### [Task details]
Without the images, print all the entries below exactly as given.

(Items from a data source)
········
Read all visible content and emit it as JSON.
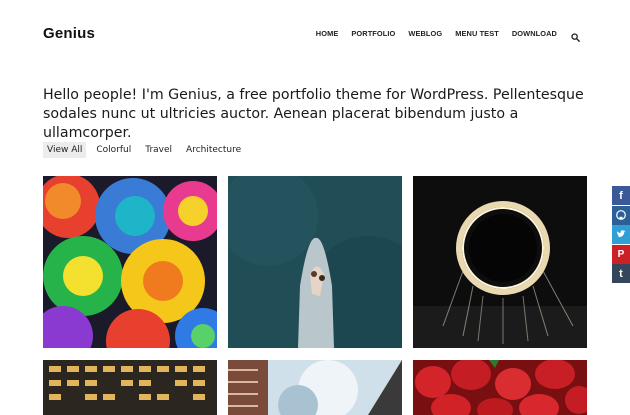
{
  "header": {
    "logo": "Genius",
    "nav": [
      {
        "label": "HOME"
      },
      {
        "label": "PORTFOLIO"
      },
      {
        "label": "WEBLOG"
      },
      {
        "label": "MENU TEST"
      },
      {
        "label": "DOWNLOAD"
      }
    ],
    "search_icon": "search-icon"
  },
  "intro": {
    "text": "Hello people! I'm Genius, a free portfolio theme for WordPress. Pellentesque sodales nunc ut ultricies auctor. Aenean placerat bibendum justo a ullamcorper."
  },
  "filters": [
    {
      "label": "View All",
      "active": true
    },
    {
      "label": "Colorful",
      "active": false
    },
    {
      "label": "Travel",
      "active": false
    },
    {
      "label": "Architecture",
      "active": false
    }
  ],
  "portfolio": {
    "items": [
      {
        "subject": "rainbow roses"
      },
      {
        "subject": "couple on rock at sea"
      },
      {
        "subject": "light painting circle"
      },
      {
        "subject": "lit building facade"
      },
      {
        "subject": "buildings and sky"
      },
      {
        "subject": "strawberries"
      }
    ]
  },
  "social": [
    {
      "icon": "facebook-icon",
      "glyph": "f",
      "color": "#3b5998"
    },
    {
      "icon": "github-icon",
      "glyph": "",
      "color": "#2d5f97"
    },
    {
      "icon": "twitter-icon",
      "glyph": "",
      "color": "#2fa0d6"
    },
    {
      "icon": "pinterest-icon",
      "glyph": "P",
      "color": "#cb2027"
    },
    {
      "icon": "tumblr-icon",
      "glyph": "t",
      "color": "#35465c"
    }
  ]
}
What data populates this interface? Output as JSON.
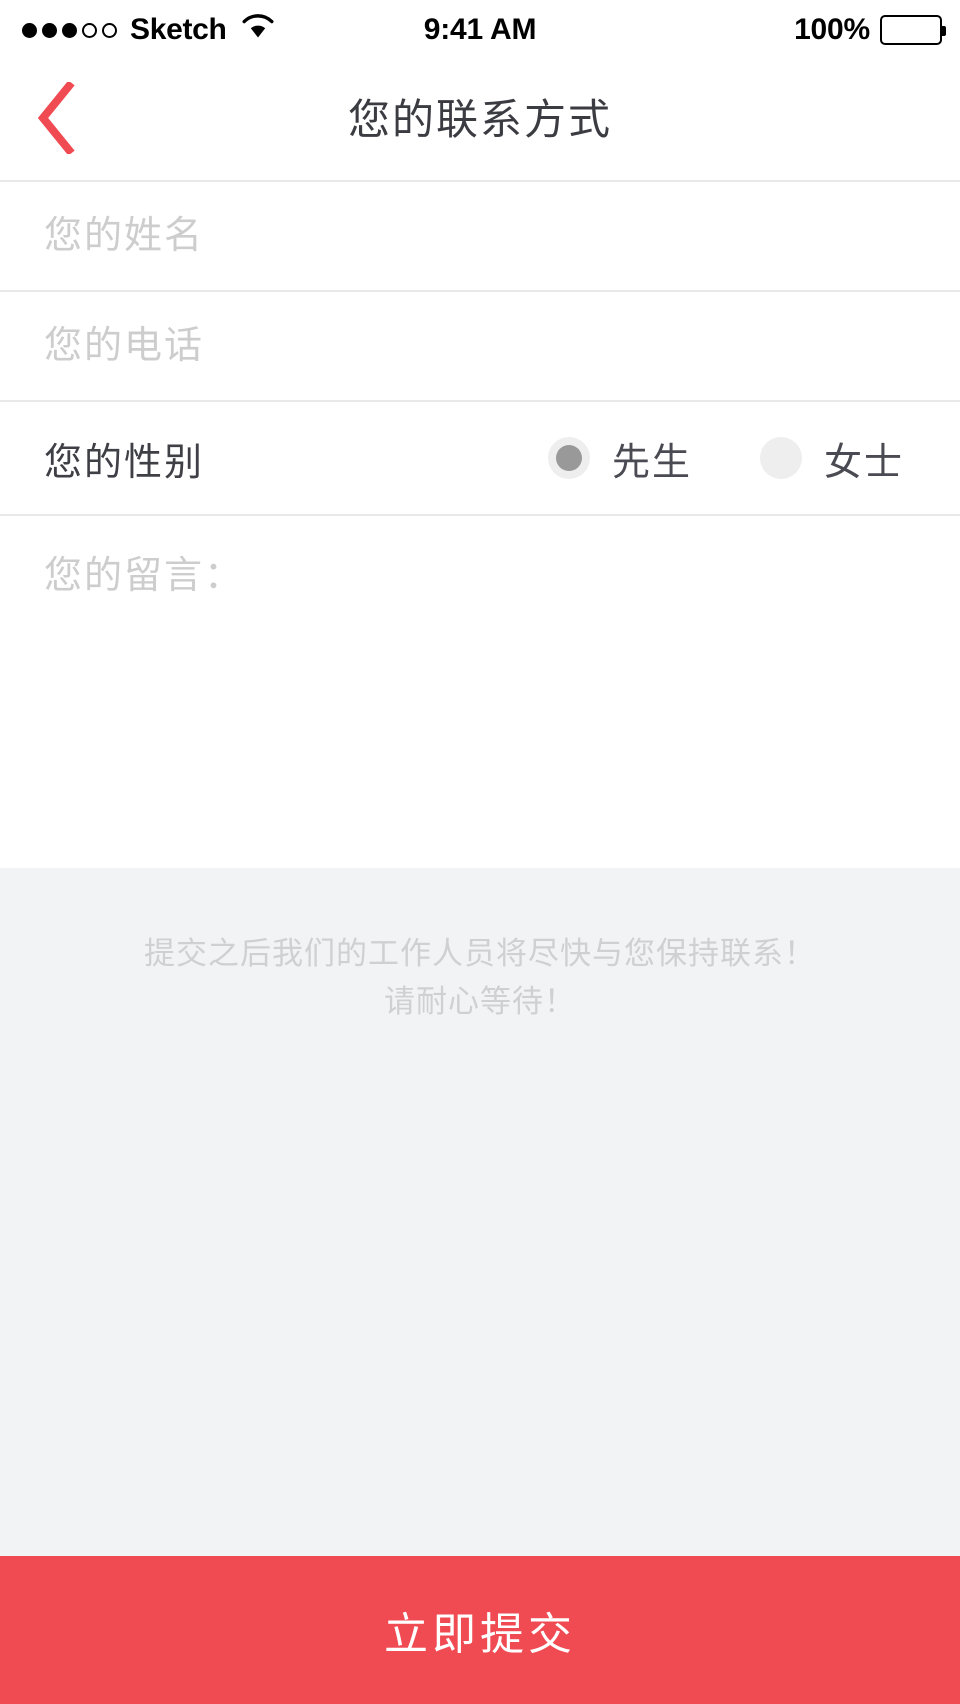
{
  "status_bar": {
    "carrier": "Sketch",
    "signal_dots": [
      "filled",
      "filled",
      "filled",
      "empty",
      "empty"
    ],
    "wifi_icon": "wifi-icon",
    "time": "9:41 AM",
    "battery_percent": "100%",
    "battery_icon": "battery-full-icon"
  },
  "nav": {
    "back_icon": "chevron-left-icon",
    "title": "您的联系方式",
    "accent_color": "#f04a52"
  },
  "form": {
    "name_field": {
      "placeholder": "您的姓名",
      "value": ""
    },
    "phone_field": {
      "placeholder": "您的电话",
      "value": ""
    },
    "gender": {
      "label": "您的性别",
      "options": [
        {
          "label": "先生",
          "selected": true
        },
        {
          "label": "女士",
          "selected": false
        }
      ]
    },
    "message_field": {
      "placeholder": "您的留言：",
      "value": ""
    }
  },
  "hint": {
    "line1": "提交之后我们的工作人员将尽快与您保持联系！",
    "line2": "请耐心等待！"
  },
  "submit": {
    "label": "立即提交",
    "color": "#f04a52"
  }
}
········
### [Result of the task]
Read all visible content and emit it as JSON.
{
  "header": {
    "logo": "Genius",
    "nav": [
      {
        "label": "HOME"
      },
      {
        "label": "PORTFOLIO"
      },
      {
        "label": "WEBLOG"
      },
      {
        "label": "MENU TEST"
      },
      {
        "label": "DOWNLOAD"
      }
    ],
    "search_icon": "search-icon"
  },
  "intro": {
    "text": "Hello people! I'm Genius, a free portfolio theme for WordPress. Pellentesque sodales nunc ut ultricies auctor. Aenean placerat bibendum justo a ullamcorper."
  },
  "filters": [
    {
      "label": "View All",
      "active": true
    },
    {
      "label": "Colorful",
      "active": false
    },
    {
      "label": "Travel",
      "active": false
    },
    {
      "label": "Architecture",
      "active": false
    }
  ],
  "portfolio": {
    "items": [
      {
        "subject": "rainbow roses"
      },
      {
        "subject": "couple on rock at sea"
      },
      {
        "subject": "light painting circle"
      },
      {
        "subject": "lit building facade"
      },
      {
        "subject": "buildings and sky"
      },
      {
        "subject": "strawberries"
      }
    ]
  },
  "social": [
    {
      "icon": "facebook-icon",
      "glyph": "f",
      "color": "#3b5998"
    },
    {
      "icon": "github-icon",
      "glyph": "",
      "color": "#2d5f97"
    },
    {
      "icon": "twitter-icon",
      "glyph": "",
      "color": "#2fa0d6"
    },
    {
      "icon": "pinterest-icon",
      "glyph": "P",
      "color": "#cb2027"
    },
    {
      "icon": "tumblr-icon",
      "glyph": "t",
      "color": "#35465c"
    }
  ]
}
What data populates this interface? Output as JSON.
{
  "status_bar": {
    "carrier": "Sketch",
    "signal_dots": [
      "filled",
      "filled",
      "filled",
      "empty",
      "empty"
    ],
    "wifi_icon": "wifi-icon",
    "time": "9:41 AM",
    "battery_percent": "100%",
    "battery_icon": "battery-full-icon"
  },
  "nav": {
    "back_icon": "chevron-left-icon",
    "title": "您的联系方式",
    "accent_color": "#f04a52"
  },
  "form": {
    "name_field": {
      "placeholder": "您的姓名",
      "value": ""
    },
    "phone_field": {
      "placeholder": "您的电话",
      "value": ""
    },
    "gender": {
      "label": "您的性别",
      "options": [
        {
          "label": "先生",
          "selected": true
        },
        {
          "label": "女士",
          "selected": false
        }
      ]
    },
    "message_field": {
      "placeholder": "您的留言：",
      "value": ""
    }
  },
  "hint": {
    "line1": "提交之后我们的工作人员将尽快与您保持联系！",
    "line2": "请耐心等待！"
  },
  "submit": {
    "label": "立即提交",
    "color": "#f04a52"
  }
}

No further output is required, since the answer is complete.